**MATERIAL:**

○ ○ ○ ○ ○ ○ ○

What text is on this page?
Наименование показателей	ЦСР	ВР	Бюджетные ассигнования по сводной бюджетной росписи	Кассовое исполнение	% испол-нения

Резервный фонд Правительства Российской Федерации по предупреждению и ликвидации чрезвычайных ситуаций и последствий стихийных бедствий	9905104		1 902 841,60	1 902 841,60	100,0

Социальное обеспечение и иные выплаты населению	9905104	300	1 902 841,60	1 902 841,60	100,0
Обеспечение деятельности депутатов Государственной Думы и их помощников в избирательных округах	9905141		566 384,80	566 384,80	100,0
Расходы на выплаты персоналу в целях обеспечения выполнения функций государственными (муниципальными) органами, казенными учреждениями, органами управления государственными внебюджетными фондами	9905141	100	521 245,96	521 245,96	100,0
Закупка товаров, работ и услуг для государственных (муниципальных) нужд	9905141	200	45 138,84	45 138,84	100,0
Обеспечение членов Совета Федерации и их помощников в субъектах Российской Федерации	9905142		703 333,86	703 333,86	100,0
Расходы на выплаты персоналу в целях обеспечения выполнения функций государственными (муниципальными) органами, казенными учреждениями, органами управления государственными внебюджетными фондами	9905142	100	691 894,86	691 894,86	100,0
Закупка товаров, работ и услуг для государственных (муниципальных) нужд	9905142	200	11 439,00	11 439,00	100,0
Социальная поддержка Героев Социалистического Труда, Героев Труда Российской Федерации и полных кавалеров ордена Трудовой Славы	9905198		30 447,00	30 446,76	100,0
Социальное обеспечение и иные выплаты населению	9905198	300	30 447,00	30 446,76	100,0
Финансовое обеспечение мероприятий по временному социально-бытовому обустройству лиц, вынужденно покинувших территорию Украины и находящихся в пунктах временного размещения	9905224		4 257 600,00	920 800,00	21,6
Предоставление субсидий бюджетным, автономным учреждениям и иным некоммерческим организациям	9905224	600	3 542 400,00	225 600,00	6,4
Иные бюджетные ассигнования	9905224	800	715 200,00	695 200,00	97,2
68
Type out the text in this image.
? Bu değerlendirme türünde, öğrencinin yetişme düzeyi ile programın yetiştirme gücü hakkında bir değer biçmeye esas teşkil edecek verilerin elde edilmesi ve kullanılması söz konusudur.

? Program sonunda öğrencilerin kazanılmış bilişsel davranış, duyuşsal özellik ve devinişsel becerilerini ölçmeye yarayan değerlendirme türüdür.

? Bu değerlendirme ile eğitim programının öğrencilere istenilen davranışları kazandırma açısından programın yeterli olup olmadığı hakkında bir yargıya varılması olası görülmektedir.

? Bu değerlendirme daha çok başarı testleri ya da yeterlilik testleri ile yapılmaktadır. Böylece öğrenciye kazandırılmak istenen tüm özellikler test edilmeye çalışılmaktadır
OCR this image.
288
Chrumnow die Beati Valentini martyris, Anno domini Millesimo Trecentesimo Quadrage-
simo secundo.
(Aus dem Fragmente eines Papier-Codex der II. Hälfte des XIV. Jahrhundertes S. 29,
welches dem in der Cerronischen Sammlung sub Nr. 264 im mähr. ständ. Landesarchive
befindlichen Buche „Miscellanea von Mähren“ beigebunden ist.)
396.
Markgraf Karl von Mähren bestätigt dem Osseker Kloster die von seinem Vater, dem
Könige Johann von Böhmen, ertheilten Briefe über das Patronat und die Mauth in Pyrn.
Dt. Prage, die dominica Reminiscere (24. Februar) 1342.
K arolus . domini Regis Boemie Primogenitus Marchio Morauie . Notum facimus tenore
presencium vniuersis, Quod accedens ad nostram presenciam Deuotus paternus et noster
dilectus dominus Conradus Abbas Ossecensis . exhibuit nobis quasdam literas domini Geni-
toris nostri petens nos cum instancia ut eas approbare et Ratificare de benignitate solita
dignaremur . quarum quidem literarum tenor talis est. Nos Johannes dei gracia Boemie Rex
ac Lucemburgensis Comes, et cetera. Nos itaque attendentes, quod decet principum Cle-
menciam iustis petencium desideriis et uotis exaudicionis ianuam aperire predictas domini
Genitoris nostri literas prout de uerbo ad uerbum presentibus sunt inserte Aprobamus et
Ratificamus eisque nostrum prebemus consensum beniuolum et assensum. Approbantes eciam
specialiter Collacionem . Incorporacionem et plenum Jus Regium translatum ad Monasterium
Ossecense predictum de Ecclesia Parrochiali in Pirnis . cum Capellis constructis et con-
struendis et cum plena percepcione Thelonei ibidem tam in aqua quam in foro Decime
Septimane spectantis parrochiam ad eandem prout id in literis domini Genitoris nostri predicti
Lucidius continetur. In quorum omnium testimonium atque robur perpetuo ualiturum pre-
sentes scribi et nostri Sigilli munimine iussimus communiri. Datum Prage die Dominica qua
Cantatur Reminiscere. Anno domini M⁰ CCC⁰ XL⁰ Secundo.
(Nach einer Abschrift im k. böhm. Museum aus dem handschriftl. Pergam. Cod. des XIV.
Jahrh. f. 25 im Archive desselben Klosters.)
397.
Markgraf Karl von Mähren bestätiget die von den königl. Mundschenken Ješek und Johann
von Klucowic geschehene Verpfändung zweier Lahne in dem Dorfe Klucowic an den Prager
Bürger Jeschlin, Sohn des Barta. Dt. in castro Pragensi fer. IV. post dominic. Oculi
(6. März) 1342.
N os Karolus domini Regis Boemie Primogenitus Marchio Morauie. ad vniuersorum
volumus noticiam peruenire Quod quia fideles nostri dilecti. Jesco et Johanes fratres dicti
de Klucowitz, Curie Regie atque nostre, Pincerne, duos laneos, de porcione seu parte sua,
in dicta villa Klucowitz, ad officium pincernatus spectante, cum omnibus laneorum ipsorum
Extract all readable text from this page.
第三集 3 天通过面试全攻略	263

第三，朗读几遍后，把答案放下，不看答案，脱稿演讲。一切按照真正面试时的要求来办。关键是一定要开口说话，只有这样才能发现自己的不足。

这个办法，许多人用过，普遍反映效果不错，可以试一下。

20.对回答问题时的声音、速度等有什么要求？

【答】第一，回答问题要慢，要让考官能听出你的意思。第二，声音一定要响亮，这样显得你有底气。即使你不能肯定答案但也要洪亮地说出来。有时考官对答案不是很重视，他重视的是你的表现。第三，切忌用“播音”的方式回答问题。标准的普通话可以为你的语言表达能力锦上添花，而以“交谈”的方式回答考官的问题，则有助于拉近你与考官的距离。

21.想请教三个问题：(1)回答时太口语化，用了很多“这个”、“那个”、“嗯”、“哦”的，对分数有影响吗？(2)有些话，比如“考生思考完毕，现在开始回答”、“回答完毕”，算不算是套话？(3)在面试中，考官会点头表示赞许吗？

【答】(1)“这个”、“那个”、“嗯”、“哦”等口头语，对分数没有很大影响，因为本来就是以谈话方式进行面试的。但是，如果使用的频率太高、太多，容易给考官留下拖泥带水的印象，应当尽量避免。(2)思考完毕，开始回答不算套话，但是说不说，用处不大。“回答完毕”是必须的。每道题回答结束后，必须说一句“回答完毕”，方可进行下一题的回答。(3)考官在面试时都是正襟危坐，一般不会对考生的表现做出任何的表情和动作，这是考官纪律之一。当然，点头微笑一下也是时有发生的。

○ ○ ○ ○ ○ ○ ○

Reproduce the records above exactly.

What text is on this page?
Наименование показателей	ЦСР	ВР	Бюджетные ассигнования по сводной бюджетной росписи	Кассовое исполнение	% испол-нения

Резервный фонд Правительства Российской Федерации по предупреждению и ликвидации чрезвычайных ситуаций и последствий стихийных бедствий	9905104		1 902 841,60	1 902 841,60	100,0

Социальное обеспечение и иные выплаты населению	9905104	300	1 902 841,60	1 902 841,60	100,0
Обеспечение деятельности депутатов Государственной Думы и их помощников в избирательных округах	9905141		566 384,80	566 384,80	100,0
Расходы на выплаты персоналу в целях обеспечения выполнения функций государственными (муниципальными) органами, казенными учреждениями, органами управления государственными внебюджетными фондами	9905141	100	521 245,96	521 245,96	100,0
Закупка товаров, работ и услуг для государственных (муниципальных) нужд	9905141	200	45 138,84	45 138,84	100,0
Обеспечение членов Совета Федерации и их помощников в субъектах Российской Федерации	9905142		703 333,86	703 333,86	100,0
Расходы на выплаты персоналу в целях обеспечения выполнения функций государственными (муниципальными) органами, казенными учреждениями, органами управления государственными внебюджетными фондами	9905142	100	691 894,86	691 894,86	100,0
Закупка товаров, работ и услуг для государственных (муниципальных) нужд	9905142	200	11 439,00	11 439,00	100,0
Социальная поддержка Героев Социалистического Труда, Героев Труда Российской Федерации и полных кавалеров ордена Трудовой Славы	9905198		30 447,00	30 446,76	100,0
Социальное обеспечение и иные выплаты населению	9905198	300	30 447,00	30 446,76	100,0
Финансовое обеспечение мероприятий по временному социально-бытовому обустройству лиц, вынужденно покинувших территорию Украины и находящихся в пунктах временного размещения	9905224		4 257 600,00	920 800,00	21,6
Предоставление субсидий бюджетным, автономным учреждениям и иным некоммерческим организациям	9905224	600	3 542 400,00	225 600,00	6,4
Иные бюджетные ассигнования	9905224	800	715 200,00	695 200,00	97,2
68
Type out the text in this image.
? Bu değerlendirme türünde, öğrencinin yetişme düzeyi ile programın yetiştirme gücü hakkında bir değer biçmeye esas teşkil edecek verilerin elde edilmesi ve kullanılması söz konusudur.

? Program sonunda öğrencilerin kazanılmış bilişsel davranış, duyuşsal özellik ve devinişsel becerilerini ölçmeye yarayan değerlendirme türüdür.

? Bu değerlendirme ile eğitim programının öğrencilere istenilen davranışları kazandırma açısından programın yeterli olup olmadığı hakkında bir yargıya varılması olası görülmektedir.

? Bu değerlendirme daha çok başarı testleri ya da yeterlilik testleri ile yapılmaktadır. Böylece öğrenciye kazandırılmak istenen tüm özellikler test edilmeye çalışılmaktadır
OCR this image.
288
Chrumnow die Beati Valentini martyris, Anno domini Millesimo Trecentesimo Quadrage-
simo secundo.
(Aus dem Fragmente eines Papier-Codex der II. Hälfte des XIV. Jahrhundertes S. 29,
welches dem in der Cerronischen Sammlung sub Nr. 264 im mähr. ständ. Landesarchive
befindlichen Buche „Miscellanea von Mähren“ beigebunden ist.)
396.
Markgraf Karl von Mähren bestätigt dem Osseker Kloster die von seinem Vater, dem
Könige Johann von Böhmen, ertheilten Briefe über das Patronat und die Mauth in Pyrn.
Dt. Prage, die dominica Reminiscere (24. Februar) 1342.
K arolus . domini Regis Boemie Primogenitus Marchio Morauie . Notum facimus tenore
presencium vniuersis, Quod accedens ad nostram presenciam Deuotus paternus et noster
dilectus dominus Conradus Abbas Ossecensis . exhibuit nobis quasdam literas domini Geni-
toris nostri petens nos cum instancia ut eas approbare et Ratificare de benignitate solita
dignaremur . quarum quidem literarum tenor talis est. Nos Johannes dei gracia Boemie Rex
ac Lucemburgensis Comes, et cetera. Nos itaque attendentes, quod decet principum Cle-
menciam iustis petencium desideriis et uotis exaudicionis ianuam aperire predictas domini
Genitoris nostri literas prout de uerbo ad uerbum presentibus sunt inserte Aprobamus et
Ratificamus eisque nostrum prebemus consensum beniuolum et assensum. Approbantes eciam
specialiter Collacionem . Incorporacionem et plenum Jus Regium translatum ad Monasterium
Ossecense predictum de Ecclesia Parrochiali in Pirnis . cum Capellis constructis et con-
struendis et cum plena percepcione Thelonei ibidem tam in aqua quam in foro Decime
Septimane spectantis parrochiam ad eandem prout id in literis domini Genitoris nostri predicti
Lucidius continetur. In quorum omnium testimonium atque robur perpetuo ualiturum pre-
sentes scribi et nostri Sigilli munimine iussimus communiri. Datum Prage die Dominica qua
Cantatur Reminiscere. Anno domini M⁰ CCC⁰ XL⁰ Secundo.
(Nach einer Abschrift im k. böhm. Museum aus dem handschriftl. Pergam. Cod. des XIV.
Jahrh. f. 25 im Archive desselben Klosters.)
397.
Markgraf Karl von Mähren bestätiget die von den königl. Mundschenken Ješek und Johann
von Klucowic geschehene Verpfändung zweier Lahne in dem Dorfe Klucowic an den Prager
Bürger Jeschlin, Sohn des Barta. Dt. in castro Pragensi fer. IV. post dominic. Oculi
(6. März) 1342.
N os Karolus domini Regis Boemie Primogenitus Marchio Morauie. ad vniuersorum
volumus noticiam peruenire Quod quia fideles nostri dilecti. Jesco et Johanes fratres dicti
de Klucowitz, Curie Regie atque nostre, Pincerne, duos laneos, de porcione seu parte sua,
in dicta villa Klucowitz, ad officium pincernatus spectante, cum omnibus laneorum ipsorum
Extract all readable text from this page.
第三集 3 天通过面试全攻略	263

第三，朗读几遍后，把答案放下，不看答案，脱稿演讲。一切按照真正面试时的要求来办。关键是一定要开口说话，只有这样才能发现自己的不足。

这个办法，许多人用过，普遍反映效果不错，可以试一下。

20.对回答问题时的声音、速度等有什么要求？

【答】第一，回答问题要慢，要让考官能听出你的意思。第二，声音一定要响亮，这样显得你有底气。即使你不能肯定答案但也要洪亮地说出来。有时考官对答案不是很重视，他重视的是你的表现。第三，切忌用“播音”的方式回答问题。标准的普通话可以为你的语言表达能力锦上添花，而以“交谈”的方式回答考官的问题，则有助于拉近你与考官的距离。

21.想请教三个问题：(1)回答时太口语化，用了很多“这个”、“那个”、“嗯”、“哦”的，对分数有影响吗？(2)有些话，比如“考生思考完毕，现在开始回答”、“回答完毕”，算不算是套话？(3)在面试中，考官会点头表示赞许吗？

【答】(1)“这个”、“那个”、“嗯”、“哦”等口头语，对分数没有很大影响，因为本来就是以谈话方式进行面试的。但是，如果使用的频率太高、太多，容易给考官留下拖泥带水的印象，应当尽量避免。(2)思考完毕，开始回答不算套话，但是说不说，用处不大。“回答完毕”是必须的。每道题回答结束后，必须说一句“回答完毕”，方可进行下一题的回答。(3)考官在面试时都是正襟危坐，一般不会对考生的表现做出任何的表情和动作，这是考官纪律之一。当然，点头微笑一下也是时有发生的。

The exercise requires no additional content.